◆ **Exercise prompt**:
Repeat all entries exactly.

◆ **Records for this task**:
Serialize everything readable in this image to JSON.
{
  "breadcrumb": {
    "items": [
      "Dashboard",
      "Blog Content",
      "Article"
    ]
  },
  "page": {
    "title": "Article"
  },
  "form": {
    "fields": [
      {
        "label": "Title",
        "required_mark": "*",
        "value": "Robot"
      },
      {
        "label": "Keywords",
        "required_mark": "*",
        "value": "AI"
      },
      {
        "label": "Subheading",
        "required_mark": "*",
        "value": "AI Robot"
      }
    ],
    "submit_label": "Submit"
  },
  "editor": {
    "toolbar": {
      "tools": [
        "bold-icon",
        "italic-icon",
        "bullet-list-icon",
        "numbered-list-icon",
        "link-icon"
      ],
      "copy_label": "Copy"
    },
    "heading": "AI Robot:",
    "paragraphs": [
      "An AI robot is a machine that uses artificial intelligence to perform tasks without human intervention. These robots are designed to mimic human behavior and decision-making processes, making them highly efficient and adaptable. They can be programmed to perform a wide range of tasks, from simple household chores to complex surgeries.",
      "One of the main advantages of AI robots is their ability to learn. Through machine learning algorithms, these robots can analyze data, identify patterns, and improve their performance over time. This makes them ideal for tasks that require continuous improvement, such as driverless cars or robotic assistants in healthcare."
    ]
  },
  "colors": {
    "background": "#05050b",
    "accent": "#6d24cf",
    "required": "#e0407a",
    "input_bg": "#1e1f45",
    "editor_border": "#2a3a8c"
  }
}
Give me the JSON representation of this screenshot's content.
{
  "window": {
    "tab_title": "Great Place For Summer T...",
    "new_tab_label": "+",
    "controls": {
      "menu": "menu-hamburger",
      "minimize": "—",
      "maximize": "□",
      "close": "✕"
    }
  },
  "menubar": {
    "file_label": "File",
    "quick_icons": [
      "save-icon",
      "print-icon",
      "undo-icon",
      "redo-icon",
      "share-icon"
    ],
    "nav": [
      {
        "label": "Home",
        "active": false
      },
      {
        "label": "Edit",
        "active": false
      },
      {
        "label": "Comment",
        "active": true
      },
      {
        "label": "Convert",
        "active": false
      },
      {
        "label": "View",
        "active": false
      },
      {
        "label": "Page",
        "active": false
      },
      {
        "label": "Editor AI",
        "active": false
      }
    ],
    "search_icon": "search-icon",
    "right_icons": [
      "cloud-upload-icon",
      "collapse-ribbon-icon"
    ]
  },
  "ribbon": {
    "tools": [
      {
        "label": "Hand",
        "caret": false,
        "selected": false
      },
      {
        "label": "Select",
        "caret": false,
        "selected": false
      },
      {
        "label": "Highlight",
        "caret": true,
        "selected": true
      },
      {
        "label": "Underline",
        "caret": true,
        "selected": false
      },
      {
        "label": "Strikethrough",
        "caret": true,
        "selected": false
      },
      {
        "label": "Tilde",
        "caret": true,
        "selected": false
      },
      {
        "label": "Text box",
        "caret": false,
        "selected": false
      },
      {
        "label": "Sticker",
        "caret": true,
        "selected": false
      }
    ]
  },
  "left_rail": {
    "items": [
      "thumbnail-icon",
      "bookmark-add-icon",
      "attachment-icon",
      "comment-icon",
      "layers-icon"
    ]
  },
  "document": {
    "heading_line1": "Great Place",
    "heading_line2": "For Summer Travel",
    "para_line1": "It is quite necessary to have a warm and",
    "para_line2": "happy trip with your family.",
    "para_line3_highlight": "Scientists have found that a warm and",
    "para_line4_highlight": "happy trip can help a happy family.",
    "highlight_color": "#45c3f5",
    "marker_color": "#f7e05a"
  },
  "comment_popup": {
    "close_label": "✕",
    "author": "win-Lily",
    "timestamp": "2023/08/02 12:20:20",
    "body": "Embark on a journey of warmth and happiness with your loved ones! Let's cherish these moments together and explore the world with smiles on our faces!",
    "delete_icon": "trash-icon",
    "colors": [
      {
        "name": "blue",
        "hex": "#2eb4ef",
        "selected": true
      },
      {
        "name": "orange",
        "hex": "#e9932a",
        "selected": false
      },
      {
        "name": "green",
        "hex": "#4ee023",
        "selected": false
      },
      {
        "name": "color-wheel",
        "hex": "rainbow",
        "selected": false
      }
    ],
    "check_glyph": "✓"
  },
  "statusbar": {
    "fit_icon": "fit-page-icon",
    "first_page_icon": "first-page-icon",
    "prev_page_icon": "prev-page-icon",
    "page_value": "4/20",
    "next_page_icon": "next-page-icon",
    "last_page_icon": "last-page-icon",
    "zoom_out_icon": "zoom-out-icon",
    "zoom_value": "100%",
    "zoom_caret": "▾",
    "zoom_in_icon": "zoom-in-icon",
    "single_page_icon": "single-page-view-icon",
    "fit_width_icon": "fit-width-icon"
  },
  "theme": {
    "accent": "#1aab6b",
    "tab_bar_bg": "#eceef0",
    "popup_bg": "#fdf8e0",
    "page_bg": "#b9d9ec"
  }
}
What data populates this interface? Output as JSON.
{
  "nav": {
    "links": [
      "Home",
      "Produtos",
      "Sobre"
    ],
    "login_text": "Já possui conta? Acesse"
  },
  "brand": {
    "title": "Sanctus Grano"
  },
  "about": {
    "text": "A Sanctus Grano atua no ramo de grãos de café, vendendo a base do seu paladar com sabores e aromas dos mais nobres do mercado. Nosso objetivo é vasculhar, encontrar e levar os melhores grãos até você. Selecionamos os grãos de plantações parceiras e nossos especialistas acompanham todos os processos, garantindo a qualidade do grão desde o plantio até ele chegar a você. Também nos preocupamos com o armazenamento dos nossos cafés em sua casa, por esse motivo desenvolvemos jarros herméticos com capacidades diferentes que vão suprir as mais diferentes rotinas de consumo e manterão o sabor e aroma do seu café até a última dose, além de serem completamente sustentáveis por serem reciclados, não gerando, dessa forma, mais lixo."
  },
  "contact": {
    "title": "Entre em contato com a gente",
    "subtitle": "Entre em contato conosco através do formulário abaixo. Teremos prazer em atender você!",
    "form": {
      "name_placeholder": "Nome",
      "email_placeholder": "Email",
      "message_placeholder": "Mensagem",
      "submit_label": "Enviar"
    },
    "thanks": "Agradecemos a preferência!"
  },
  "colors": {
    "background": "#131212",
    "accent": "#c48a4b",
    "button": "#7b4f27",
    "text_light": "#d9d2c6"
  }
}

◆ **Correct output**:
Serialize everything readable in this image to JSON.
{
  "breadcrumb": {
    "items": [
      "Dashboard",
      "Blog Content",
      "Article"
    ]
  },
  "page": {
    "title": "Article"
  },
  "form": {
    "fields": [
      {
        "label": "Title",
        "required_mark": "*",
        "value": "Robot"
      },
      {
        "label": "Keywords",
        "required_mark": "*",
        "value": "AI"
      },
      {
        "label": "Subheading",
        "required_mark": "*",
        "value": "AI Robot"
      }
    ],
    "submit_label": "Submit"
  },
  "editor": {
    "toolbar": {
      "tools": [
        "bold-icon",
        "italic-icon",
        "bullet-list-icon",
        "numbered-list-icon",
        "link-icon"
      ],
      "copy_label": "Copy"
    },
    "heading": "AI Robot:",
    "paragraphs": [
      "An AI robot is a machine that uses artificial intelligence to perform tasks without human intervention. These robots are designed to mimic human behavior and decision-making processes, making them highly efficient and adaptable. They can be programmed to perform a wide range of tasks, from simple household chores to complex surgeries.",
      "One of the main advantages of AI robots is their ability to learn. Through machine learning algorithms, these robots can analyze data, identify patterns, and improve their performance over time. This makes them ideal for tasks that require continuous improvement, such as driverless cars or robotic assistants in healthcare."
    ]
  },
  "colors": {
    "background": "#05050b",
    "accent": "#6d24cf",
    "required": "#e0407a",
    "input_bg": "#1e1f45",
    "editor_border": "#2a3a8c"
  }
}
Give me the JSON representation of this screenshot's content.
{
  "window": {
    "tab_title": "Great Place For Summer T...",
    "new_tab_label": "+",
    "controls": {
      "menu": "menu-hamburger",
      "minimize": "—",
      "maximize": "□",
      "close": "✕"
    }
  },
  "menubar": {
    "file_label": "File",
    "quick_icons": [
      "save-icon",
      "print-icon",
      "undo-icon",
      "redo-icon",
      "share-icon"
    ],
    "nav": [
      {
        "label": "Home",
        "active": false
      },
      {
        "label": "Edit",
        "active": false
      },
      {
        "label": "Comment",
        "active": true
      },
      {
        "label": "Convert",
        "active": false
      },
      {
        "label": "View",
        "active": false
      },
      {
        "label": "Page",
        "active": false
      },
      {
        "label": "Editor AI",
        "active": false
      }
    ],
    "search_icon": "search-icon",
    "right_icons": [
      "cloud-upload-icon",
      "collapse-ribbon-icon"
    ]
  },
  "ribbon": {
    "tools": [
      {
        "label": "Hand",
        "caret": false,
        "selected": false
      },
      {
        "label": "Select",
        "caret": false,
        "selected": false
      },
      {
        "label": "Highlight",
        "caret": true,
        "selected": true
      },
      {
        "label": "Underline",
        "caret": true,
        "selected": false
      },
      {
        "label": "Strikethrough",
        "caret": true,
        "selected": false
      },
      {
        "label": "Tilde",
        "caret": true,
        "selected": false
      },
      {
        "label": "Text box",
        "caret": false,
        "selected": false
      },
      {
        "label": "Sticker",
        "caret": true,
        "selected": false
      }
    ]
  },
  "left_rail": {
    "items": [
      "thumbnail-icon",
      "bookmark-add-icon",
      "attachment-icon",
      "comment-icon",
      "layers-icon"
    ]
  },
  "document": {
    "heading_line1": "Great Place",
    "heading_line2": "For Summer Travel",
    "para_line1": "It is quite necessary to have a warm and",
    "para_line2": "happy trip with your family.",
    "para_line3_highlight": "Scientists have found that a warm and",
    "para_line4_highlight": "happy trip can help a happy family.",
    "highlight_color": "#45c3f5",
    "marker_color": "#f7e05a"
  },
  "comment_popup": {
    "close_label": "✕",
    "author": "win-Lily",
    "timestamp": "2023/08/02 12:20:20",
    "body": "Embark on a journey of warmth and happiness with your loved ones! Let's cherish these moments together and explore the world with smiles on our faces!",
    "delete_icon": "trash-icon",
    "colors": [
      {
        "name": "blue",
        "hex": "#2eb4ef",
        "selected": true
      },
      {
        "name": "orange",
        "hex": "#e9932a",
        "selected": false
      },
      {
        "name": "green",
        "hex": "#4ee023",
        "selected": false
      },
      {
        "name": "color-wheel",
        "hex": "rainbow",
        "selected": false
      }
    ],
    "check_glyph": "✓"
  },
  "statusbar": {
    "fit_icon": "fit-page-icon",
    "first_page_icon": "first-page-icon",
    "prev_page_icon": "prev-page-icon",
    "page_value": "4/20",
    "next_page_icon": "next-page-icon",
    "last_page_icon": "last-page-icon",
    "zoom_out_icon": "zoom-out-icon",
    "zoom_value": "100%",
    "zoom_caret": "▾",
    "zoom_in_icon": "zoom-in-icon",
    "single_page_icon": "single-page-view-icon",
    "fit_width_icon": "fit-width-icon"
  },
  "theme": {
    "accent": "#1aab6b",
    "tab_bar_bg": "#eceef0",
    "popup_bg": "#fdf8e0",
    "page_bg": "#b9d9ec"
  }
}
What data populates this interface? Output as JSON.
{
  "nav": {
    "links": [
      "Home",
      "Produtos",
      "Sobre"
    ],
    "login_text": "Já possui conta? Acesse"
  },
  "brand": {
    "title": "Sanctus Grano"
  },
  "about": {
    "text": "A Sanctus Grano atua no ramo de grãos de café, vendendo a base do seu paladar com sabores e aromas dos mais nobres do mercado. Nosso objetivo é vasculhar, encontrar e levar os melhores grãos até você. Selecionamos os grãos de plantações parceiras e nossos especialistas acompanham todos os processos, garantindo a qualidade do grão desde o plantio até ele chegar a você. Também nos preocupamos com o armazenamento dos nossos cafés em sua casa, por esse motivo desenvolvemos jarros herméticos com capacidades diferentes que vão suprir as mais diferentes rotinas de consumo e manterão o sabor e aroma do seu café até a última dose, além de serem completamente sustentáveis por serem reciclados, não gerando, dessa forma, mais lixo."
  },
  "contact": {
    "title": "Entre em contato com a gente",
    "subtitle": "Entre em contato conosco através do formulário abaixo. Teremos prazer em atender você!",
    "form": {
      "name_placeholder": "Nome",
      "email_placeholder": "Email",
      "message_placeholder": "Mensagem",
      "submit_label": "Enviar"
    },
    "thanks": "Agradecemos a preferência!"
  },
  "colors": {
    "background": "#131212",
    "accent": "#c48a4b",
    "button": "#7b4f27",
    "text_light": "#d9d2c6"
  }
}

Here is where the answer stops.